▸ **TEXTO DE REFERÊNCIA**
##########
A notícia do século 21

Durante a recente convenção do Partido Democrata, que o nomeou seu candidato à eleição presidencial americana de novembro, o senador John Kerry declarou, em tons ensaiadamente marciais, que estava se apresentando para o serviço militar. Ele havia de fato, 36 anos atrás, combatido alguns meses no Vietnã, de onde, com ferimentos superficiais e condecorado, regressou para assumir um lugar de destaque nos protestos contra a guerra. No ponto alto destes e assumindo sua parcela de culpa, ele acusou em público as tropas do país de cometerem na Indochina crimes dignos de Gêngis Khan.
Foi o movimento antiguerra que impulsionou sua carreira política, aliás pouco notável, e ele a passou se opondo sistematicamente à aprovação de verbas para novos armamentos e à projeção do poderio bélico nacional no exterior. Kerry jamais repudiou o movimento de que participara e o converteu amiúde no fundamento de sua autoridade moral. Por que é que ele resolveu agora ressuscitar seu breve passado de "criminoso de guerra" confesso?
Simplesmente porque a maioria de seus concidadãos acredita estar em guerra, não apenas no Iraque, mas no mundo inteiro, contra o islamismo radical. Embora muitos democratas discordem, os eleitores indecisos preferem um candidato preparado a defendê-los. Daí a tentativa de enfiar, graças a um mínimo de ação que, além de ter ocorrido há muito, fora repudiada pelo próprio, um político essencialmente pacifista no uniforme de um agressivo "falcão".
As reações não demoraram e duas centenas de veteranos puseram no ar, aqui e ali, anúncios que lançavam dúvidas sobre o Kerry guerreiro. Como as medalhas daquele conflito haviam sido distribuídas generosamente, não lhes foi difícil mostrar que as do senador envolviam bem menos heroísmo do que seria de supor e, ademais, eles denunciaram contradições ou equívocos em suas afirmações sobre, por exemplo, uma improvável incursão cambojana no Natal de 1968. Nada disso foi refutado e, por duas ou três semanas, a grande imprensa e as principais redes de TV americanas ignoraram a história.
No entanto, a internet e as estações de rádio dedicadas a discutir política não permitiram seu silenciamento. Quando o resto da mídia acordou, boa parte da nação já sabia das acusações e os democratas começavam a perder pontos nas pesquisas eleitorais. As emendas posteriores se revelaram piores do que o soneto, pois o que se tentou fazer foi redirecionar a discussão contra os republicanos através da insinuação, tampouco demonstrada, de que era o atual presidente que estava por trás dos veteranos.
##########
▸ **EXERCÍCIOS**
a – Cite do texto o trecho que começa nas palavras "As reações não" e termina logo após "ignoraram a história.".
b – Segundo o texto, quantos veteranos puseram no ar anúncios que lançavam dúvidas sobre o Kerry guerreiro?
Os dados são um material independente do texto.

▸ **DADOS DISPONÍVEIS**
##########
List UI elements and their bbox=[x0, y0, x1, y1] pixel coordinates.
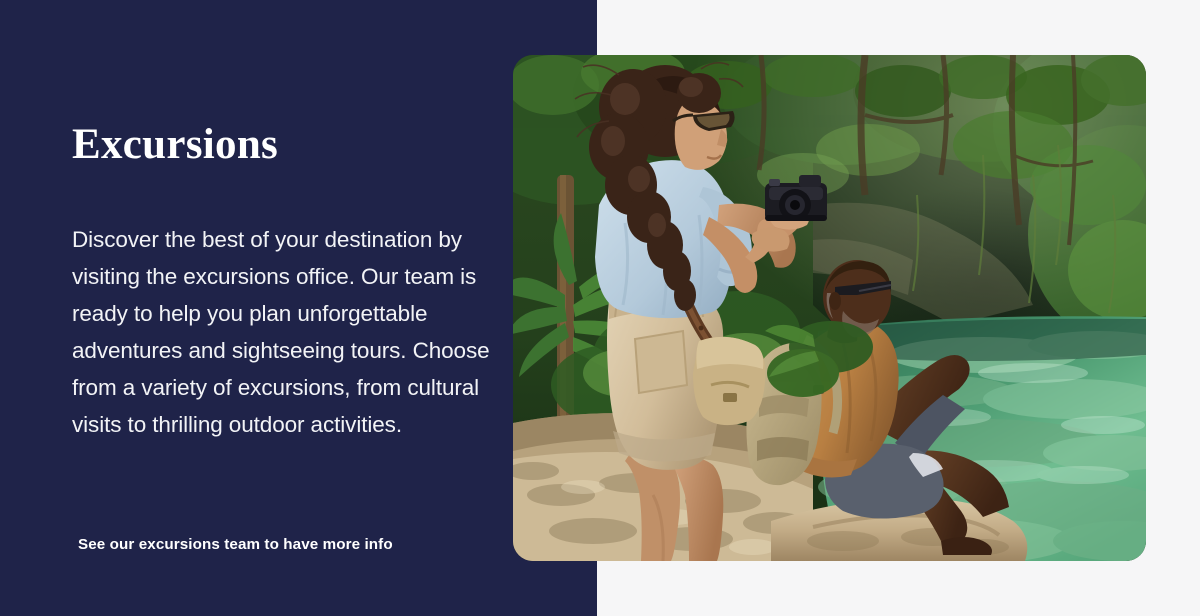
##########
▸ **GABARITO**
a –
As reações não demoraram e duas centenas de veteranos puseram no ar, aqui e ali, anúncios que lançavam dúvidas sobre o Kerry guerreiro. Como as medalhas daquele conflito haviam sido distribuídas generosamente, não lhes foi difícil mostrar que as do senador envolviam bem menos heroísmo do que seria de supor e, ademais, eles denunciaram contradições ou equívocos em suas afirmações sobre, por exemplo, uma improvável incursão cambojana no Natal de 1968. Nada disso foi refutado e, por duas ou três semanas, a grande imprensa e as principais redes de TV americanas ignoraram a história.

b – Duas centenas de veteranos.